*** Quoted passage

Beckham, in particularly, reveled in the Ram rally. “It’s tatted on me,” Beckham said. “ ‘The ultimate measure of a man is not where he stands at moments of comfort and convenience, but times of challenge and controversy.’ “ The Rams are measuring up well.
As the Rams retained control of first place in the NFC West Sunday with the 20-19 win in Baltimore, the play of wideout Cooper Kupp—who leads all NFL pass-catchers in football in receptions (138), receiving yards (1,829) and touchdowns (15)—continues to be one of the stories of the year in the NFL. He’s trying to become the first receiver since Steve Smith in 2005 to lead the league in all three categories. On Sunday, Kupp became the fourth receiver in history (and in 16 games) to have a season of at least 100 catches, 1,500 yards and 15 touchdowns.
So it’s curious to look back on the 2017 NFL Draft, and to see how Kupp lasted so long. The top receivers picked that year:
Pick 5 overall: Tennessee, Corey Davis, Western Michigan.
7: L.A. Chargers, Mike Williams, Clemson.
9: Cincinnati, John Ross, Washington.
37: Buffalo, Zay Jones, East Carolina.
40: Carolina, Curtis Samuel, Ohio State.
62: Pittsburgh, JuJu Smith-Schuster, USC
69: L.A. Rams, Cooper Kupp, Eastern Washington.
FYI: Chris Godwin went 84th to Tampa, Kenny Golladay 96th to Detroit. How crazy is the draft? With five seasons of evidence, the best wideouts to come out in 2017 were the sixth (Smith-Schuster), seventh (Kupp) and 11th (Godwin) receivers picked.

******

● **Brief**: Continue the column on Cooper Kupp and the 2017 NFL Draft from the point where it stops.

*** Record extracts

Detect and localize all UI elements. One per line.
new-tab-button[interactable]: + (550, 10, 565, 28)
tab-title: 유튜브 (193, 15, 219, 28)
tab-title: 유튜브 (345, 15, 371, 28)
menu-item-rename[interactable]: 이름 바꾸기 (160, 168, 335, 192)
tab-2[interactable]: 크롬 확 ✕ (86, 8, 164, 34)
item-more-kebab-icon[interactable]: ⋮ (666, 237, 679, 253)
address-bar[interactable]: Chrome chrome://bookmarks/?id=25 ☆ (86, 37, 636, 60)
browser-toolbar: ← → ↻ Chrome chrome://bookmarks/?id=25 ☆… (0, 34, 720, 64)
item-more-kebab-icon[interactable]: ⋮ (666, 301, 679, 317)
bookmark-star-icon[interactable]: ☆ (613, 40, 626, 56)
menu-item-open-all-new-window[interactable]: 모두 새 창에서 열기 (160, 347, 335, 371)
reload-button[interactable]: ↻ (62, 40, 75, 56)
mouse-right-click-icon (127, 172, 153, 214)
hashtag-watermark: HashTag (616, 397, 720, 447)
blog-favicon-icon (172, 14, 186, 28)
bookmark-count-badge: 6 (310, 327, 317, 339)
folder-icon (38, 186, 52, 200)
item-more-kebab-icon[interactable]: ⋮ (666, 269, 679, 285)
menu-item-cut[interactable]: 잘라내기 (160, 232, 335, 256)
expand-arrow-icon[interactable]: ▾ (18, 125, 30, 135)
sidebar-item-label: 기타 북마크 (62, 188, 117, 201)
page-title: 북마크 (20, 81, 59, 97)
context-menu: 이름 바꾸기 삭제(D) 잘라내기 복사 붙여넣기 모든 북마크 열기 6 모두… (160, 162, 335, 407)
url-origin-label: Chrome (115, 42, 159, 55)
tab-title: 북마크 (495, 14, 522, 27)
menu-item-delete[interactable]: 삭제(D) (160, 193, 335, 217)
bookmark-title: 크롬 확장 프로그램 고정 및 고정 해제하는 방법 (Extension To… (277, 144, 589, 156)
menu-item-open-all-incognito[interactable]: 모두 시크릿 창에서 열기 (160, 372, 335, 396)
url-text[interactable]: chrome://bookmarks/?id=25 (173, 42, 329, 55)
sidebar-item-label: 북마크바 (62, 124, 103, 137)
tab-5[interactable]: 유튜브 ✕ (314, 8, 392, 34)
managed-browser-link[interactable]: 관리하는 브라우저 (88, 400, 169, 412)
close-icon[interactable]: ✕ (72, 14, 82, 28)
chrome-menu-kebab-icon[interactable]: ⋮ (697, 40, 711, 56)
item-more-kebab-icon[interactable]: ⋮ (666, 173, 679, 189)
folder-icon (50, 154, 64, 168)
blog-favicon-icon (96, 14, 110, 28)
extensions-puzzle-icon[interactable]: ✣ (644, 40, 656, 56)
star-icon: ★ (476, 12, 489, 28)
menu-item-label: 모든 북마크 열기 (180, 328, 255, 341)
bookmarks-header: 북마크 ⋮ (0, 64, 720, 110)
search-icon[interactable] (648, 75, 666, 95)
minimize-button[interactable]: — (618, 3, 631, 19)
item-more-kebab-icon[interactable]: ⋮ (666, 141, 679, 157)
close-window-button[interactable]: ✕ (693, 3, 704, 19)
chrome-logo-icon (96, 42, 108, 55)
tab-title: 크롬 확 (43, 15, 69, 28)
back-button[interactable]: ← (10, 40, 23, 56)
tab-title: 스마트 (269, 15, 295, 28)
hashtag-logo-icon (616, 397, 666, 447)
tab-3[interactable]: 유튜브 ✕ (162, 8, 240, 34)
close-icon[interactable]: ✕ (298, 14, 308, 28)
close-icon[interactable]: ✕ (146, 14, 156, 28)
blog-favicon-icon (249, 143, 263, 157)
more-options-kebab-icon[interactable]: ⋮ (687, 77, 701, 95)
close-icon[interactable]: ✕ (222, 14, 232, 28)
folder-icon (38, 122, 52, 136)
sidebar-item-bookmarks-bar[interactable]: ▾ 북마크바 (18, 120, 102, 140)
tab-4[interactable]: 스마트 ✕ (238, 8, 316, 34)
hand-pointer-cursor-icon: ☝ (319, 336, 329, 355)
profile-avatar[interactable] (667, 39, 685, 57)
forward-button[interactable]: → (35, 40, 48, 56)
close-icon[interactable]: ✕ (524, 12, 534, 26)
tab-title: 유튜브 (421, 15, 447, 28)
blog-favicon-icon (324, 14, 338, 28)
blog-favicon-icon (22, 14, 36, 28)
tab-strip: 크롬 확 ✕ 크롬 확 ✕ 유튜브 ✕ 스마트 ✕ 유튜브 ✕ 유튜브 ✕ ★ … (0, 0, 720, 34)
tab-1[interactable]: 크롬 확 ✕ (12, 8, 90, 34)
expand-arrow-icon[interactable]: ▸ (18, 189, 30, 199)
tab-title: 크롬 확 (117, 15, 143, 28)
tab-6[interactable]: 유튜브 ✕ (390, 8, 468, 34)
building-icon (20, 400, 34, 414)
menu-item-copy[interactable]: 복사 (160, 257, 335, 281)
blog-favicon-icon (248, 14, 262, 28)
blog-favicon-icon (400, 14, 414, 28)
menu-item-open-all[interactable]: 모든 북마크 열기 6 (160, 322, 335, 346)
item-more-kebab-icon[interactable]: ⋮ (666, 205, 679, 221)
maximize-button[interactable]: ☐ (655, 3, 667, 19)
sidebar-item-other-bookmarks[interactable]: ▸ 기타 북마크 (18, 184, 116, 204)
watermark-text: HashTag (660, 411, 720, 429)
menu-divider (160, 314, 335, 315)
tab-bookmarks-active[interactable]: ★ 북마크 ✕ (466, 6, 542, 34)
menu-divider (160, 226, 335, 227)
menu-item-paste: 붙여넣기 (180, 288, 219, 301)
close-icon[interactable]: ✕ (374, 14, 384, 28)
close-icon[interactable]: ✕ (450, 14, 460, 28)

******

● **Result for this exercise**:
Two reasons Kupp lasted as long as he did: He ran a 4.62-second 40 time at his Eastern Washington Pro Day. And level of competition rendered his average season of 107 catches and 1,608 yards in four years at Eastern Washington suspect. As one evaluator told me in December: “We didn’t know if he was a MAC receiver, one of those guys who puts up incredible numbers because of level of play.”
The other day, driving home from practice in California, Kupp had this to say about his 40 time:
“The last time I put my hand in the ground and ran a straight-line 40 yards is at the Scouting Combine. It’s just not really conducive to understanding what a receiver has to do, and what’s important to playing the position. That’s the last time I did it, and I don’t plan to do it again, ever.”
But that 40 time, luckily for him, helped him get to the Rams, a team that uses his skills perfectly.
Rams wide receiver Cooper Kupp and Ravens safety Geno Stone. (Getty Images)
Kupp’s NFL story begins in the summer of 2015 at the Manning Passing Academy in Thibodaux, La., of all places. His grandfather, former NFL guard Jake Kupp, blocked for academy founder Archie Manning during his Saints career, and so Cooper Kupp had an in with the family. Cooper Kupp got to polish his game with some top NFL and college quarterbacks—including Peyton Manning, who, at the time, was preparing for his last NFL season. Rams GM Les Snead, who was a fan of the passing camp, found himself in a staff meeting there one night.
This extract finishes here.